→ **Task brief**
The listing below should be copied in full, word for word.

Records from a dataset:
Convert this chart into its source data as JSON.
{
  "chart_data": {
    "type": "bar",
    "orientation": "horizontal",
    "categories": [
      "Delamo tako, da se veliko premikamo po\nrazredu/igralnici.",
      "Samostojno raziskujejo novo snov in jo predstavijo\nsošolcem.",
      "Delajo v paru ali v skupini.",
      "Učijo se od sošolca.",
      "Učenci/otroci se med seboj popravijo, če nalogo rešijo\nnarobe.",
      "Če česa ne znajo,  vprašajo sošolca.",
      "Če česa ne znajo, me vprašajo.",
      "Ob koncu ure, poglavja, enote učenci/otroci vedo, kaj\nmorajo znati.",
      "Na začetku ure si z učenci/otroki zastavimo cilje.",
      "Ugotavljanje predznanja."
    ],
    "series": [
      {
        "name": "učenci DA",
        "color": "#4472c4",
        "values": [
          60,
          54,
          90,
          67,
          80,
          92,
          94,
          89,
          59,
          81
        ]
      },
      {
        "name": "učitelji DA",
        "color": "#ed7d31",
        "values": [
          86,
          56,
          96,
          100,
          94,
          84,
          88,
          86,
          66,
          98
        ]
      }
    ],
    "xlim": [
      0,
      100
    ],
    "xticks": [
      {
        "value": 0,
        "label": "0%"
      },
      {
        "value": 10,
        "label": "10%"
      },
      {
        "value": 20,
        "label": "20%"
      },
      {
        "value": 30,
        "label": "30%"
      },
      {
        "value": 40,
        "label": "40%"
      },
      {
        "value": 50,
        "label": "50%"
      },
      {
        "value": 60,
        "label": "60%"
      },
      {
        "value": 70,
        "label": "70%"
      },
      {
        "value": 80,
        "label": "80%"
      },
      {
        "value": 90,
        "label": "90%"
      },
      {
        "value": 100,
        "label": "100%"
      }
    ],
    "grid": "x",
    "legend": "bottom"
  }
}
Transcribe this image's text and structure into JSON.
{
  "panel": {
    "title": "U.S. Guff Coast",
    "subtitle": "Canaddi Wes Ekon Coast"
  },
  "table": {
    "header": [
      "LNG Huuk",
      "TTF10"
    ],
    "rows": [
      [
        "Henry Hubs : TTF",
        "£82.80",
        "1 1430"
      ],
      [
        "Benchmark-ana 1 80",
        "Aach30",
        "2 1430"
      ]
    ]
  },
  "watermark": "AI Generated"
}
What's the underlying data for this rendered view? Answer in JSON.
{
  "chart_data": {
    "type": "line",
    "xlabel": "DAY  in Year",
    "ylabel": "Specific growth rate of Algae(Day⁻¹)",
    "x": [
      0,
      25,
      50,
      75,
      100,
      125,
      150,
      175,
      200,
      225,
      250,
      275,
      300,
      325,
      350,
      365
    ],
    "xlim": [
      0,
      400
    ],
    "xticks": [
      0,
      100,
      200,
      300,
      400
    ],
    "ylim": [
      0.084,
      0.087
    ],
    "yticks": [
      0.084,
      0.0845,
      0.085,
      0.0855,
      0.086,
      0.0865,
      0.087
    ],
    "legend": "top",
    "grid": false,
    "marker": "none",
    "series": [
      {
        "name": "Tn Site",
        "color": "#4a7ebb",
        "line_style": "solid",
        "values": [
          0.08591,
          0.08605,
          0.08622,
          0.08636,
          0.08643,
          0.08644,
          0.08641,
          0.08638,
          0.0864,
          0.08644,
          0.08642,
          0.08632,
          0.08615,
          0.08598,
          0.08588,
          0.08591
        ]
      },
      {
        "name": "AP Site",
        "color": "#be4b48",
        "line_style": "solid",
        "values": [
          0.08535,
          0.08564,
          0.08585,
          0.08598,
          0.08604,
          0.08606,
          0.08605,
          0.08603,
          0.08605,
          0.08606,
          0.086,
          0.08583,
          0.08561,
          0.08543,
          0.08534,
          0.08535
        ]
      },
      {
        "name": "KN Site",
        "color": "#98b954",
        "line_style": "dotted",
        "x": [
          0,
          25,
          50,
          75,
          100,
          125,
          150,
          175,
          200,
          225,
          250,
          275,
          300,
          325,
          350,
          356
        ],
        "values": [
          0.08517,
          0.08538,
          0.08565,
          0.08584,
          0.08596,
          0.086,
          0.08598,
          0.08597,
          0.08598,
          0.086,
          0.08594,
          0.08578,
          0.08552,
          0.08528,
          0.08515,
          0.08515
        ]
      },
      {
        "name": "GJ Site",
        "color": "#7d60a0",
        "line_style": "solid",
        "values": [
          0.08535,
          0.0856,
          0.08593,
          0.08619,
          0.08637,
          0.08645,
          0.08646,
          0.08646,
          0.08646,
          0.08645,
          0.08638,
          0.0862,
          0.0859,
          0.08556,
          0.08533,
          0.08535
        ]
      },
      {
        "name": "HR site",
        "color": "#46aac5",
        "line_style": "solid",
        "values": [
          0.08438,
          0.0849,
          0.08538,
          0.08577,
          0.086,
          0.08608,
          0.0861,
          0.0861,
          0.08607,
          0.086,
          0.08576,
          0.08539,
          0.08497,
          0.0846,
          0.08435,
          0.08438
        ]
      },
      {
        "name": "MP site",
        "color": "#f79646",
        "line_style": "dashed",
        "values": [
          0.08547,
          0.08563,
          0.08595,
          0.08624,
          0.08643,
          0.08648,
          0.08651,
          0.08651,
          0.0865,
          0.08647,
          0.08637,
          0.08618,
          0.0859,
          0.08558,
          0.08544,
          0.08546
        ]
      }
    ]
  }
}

→ **Task answer**
Convert this chart into its source data as JSON.
{
  "chart_data": {
    "type": "bar",
    "orientation": "horizontal",
    "categories": [
      "Delamo tako, da se veliko premikamo po\nrazredu/igralnici.",
      "Samostojno raziskujejo novo snov in jo predstavijo\nsošolcem.",
      "Delajo v paru ali v skupini.",
      "Učijo se od sošolca.",
      "Učenci/otroci se med seboj popravijo, če nalogo rešijo\nnarobe.",
      "Če česa ne znajo,  vprašajo sošolca.",
      "Če česa ne znajo, me vprašajo.",
      "Ob koncu ure, poglavja, enote učenci/otroci vedo, kaj\nmorajo znati.",
      "Na začetku ure si z učenci/otroki zastavimo cilje.",
      "Ugotavljanje predznanja."
    ],
    "series": [
      {
        "name": "učenci DA",
        "color": "#4472c4",
        "values": [
          60,
          54,
          90,
          67,
          80,
          92,
          94,
          89,
          59,
          81
        ]
      },
      {
        "name": "učitelji DA",
        "color": "#ed7d31",
        "values": [
          86,
          56,
          96,
          100,
          94,
          84,
          88,
          86,
          66,
          98
        ]
      }
    ],
    "xlim": [
      0,
      100
    ],
    "xticks": [
      {
        "value": 0,
        "label": "0%"
      },
      {
        "value": 10,
        "label": "10%"
      },
      {
        "value": 20,
        "label": "20%"
      },
      {
        "value": 30,
        "label": "30%"
      },
      {
        "value": 40,
        "label": "40%"
      },
      {
        "value": 50,
        "label": "50%"
      },
      {
        "value": 60,
        "label": "60%"
      },
      {
        "value": 70,
        "label": "70%"
      },
      {
        "value": 80,
        "label": "80%"
      },
      {
        "value": 90,
        "label": "90%"
      },
      {
        "value": 100,
        "label": "100%"
      }
    ],
    "grid": "x",
    "legend": "bottom"
  }
}
Transcribe this image's text and structure into JSON.
{
  "panel": {
    "title": "U.S. Guff Coast",
    "subtitle": "Canaddi Wes Ekon Coast"
  },
  "table": {
    "header": [
      "LNG Huuk",
      "TTF10"
    ],
    "rows": [
      [
        "Henry Hubs : TTF",
        "£82.80",
        "1 1430"
      ],
      [
        "Benchmark-ana 1 80",
        "Aach30",
        "2 1430"
      ]
    ]
  },
  "watermark": "AI Generated"
}
What's the underlying data for this rendered view? Answer in JSON.
{
  "chart_data": {
    "type": "line",
    "xlabel": "DAY  in Year",
    "ylabel": "Specific growth rate of Algae(Day⁻¹)",
    "x": [
      0,
      25,
      50,
      75,
      100,
      125,
      150,
      175,
      200,
      225,
      250,
      275,
      300,
      325,
      350,
      365
    ],
    "xlim": [
      0,
      400
    ],
    "xticks": [
      0,
      100,
      200,
      300,
      400
    ],
    "ylim": [
      0.084,
      0.087
    ],
    "yticks": [
      0.084,
      0.0845,
      0.085,
      0.0855,
      0.086,
      0.0865,
      0.087
    ],
    "legend": "top",
    "grid": false,
    "marker": "none",
    "series": [
      {
        "name": "Tn Site",
        "color": "#4a7ebb",
        "line_style": "solid",
        "values": [
          0.08591,
          0.08605,
          0.08622,
          0.08636,
          0.08643,
          0.08644,
          0.08641,
          0.08638,
          0.0864,
          0.08644,
          0.08642,
          0.08632,
          0.08615,
          0.08598,
          0.08588,
          0.08591
        ]
      },
      {
        "name": "AP Site",
        "color": "#be4b48",
        "line_style": "solid",
        "values": [
          0.08535,
          0.08564,
          0.08585,
          0.08598,
          0.08604,
          0.08606,
          0.08605,
          0.08603,
          0.08605,
          0.08606,
          0.086,
          0.08583,
          0.08561,
          0.08543,
          0.08534,
          0.08535
        ]
      },
      {
        "name": "KN Site",
        "color": "#98b954",
        "line_style": "dotted",
        "x": [
          0,
          25,
          50,
          75,
          100,
          125,
          150,
          175,
          200,
          225,
          250,
          275,
          300,
          325,
          350,
          356
        ],
        "values": [
          0.08517,
          0.08538,
          0.08565,
          0.08584,
          0.08596,
          0.086,
          0.08598,
          0.08597,
          0.08598,
          0.086,
          0.08594,
          0.08578,
          0.08552,
          0.08528,
          0.08515,
          0.08515
        ]
      },
      {
        "name": "GJ Site",
        "color": "#7d60a0",
        "line_style": "solid",
        "values": [
          0.08535,
          0.0856,
          0.08593,
          0.08619,
          0.08637,
          0.08645,
          0.08646,
          0.08646,
          0.08646,
          0.08645,
          0.08638,
          0.0862,
          0.0859,
          0.08556,
          0.08533,
          0.08535
        ]
      },
      {
        "name": "HR site",
        "color": "#46aac5",
        "line_style": "solid",
        "values": [
          0.08438,
          0.0849,
          0.08538,
          0.08577,
          0.086,
          0.08608,
          0.0861,
          0.0861,
          0.08607,
          0.086,
          0.08576,
          0.08539,
          0.08497,
          0.0846,
          0.08435,
          0.08438
        ]
      },
      {
        "name": "MP site",
        "color": "#f79646",
        "line_style": "dashed",
        "values": [
          0.08547,
          0.08563,
          0.08595,
          0.08624,
          0.08643,
          0.08648,
          0.08651,
          0.08651,
          0.0865,
          0.08647,
          0.08637,
          0.08618,
          0.0859,
          0.08558,
          0.08544,
          0.08546
        ]
      }
    ]
  }
}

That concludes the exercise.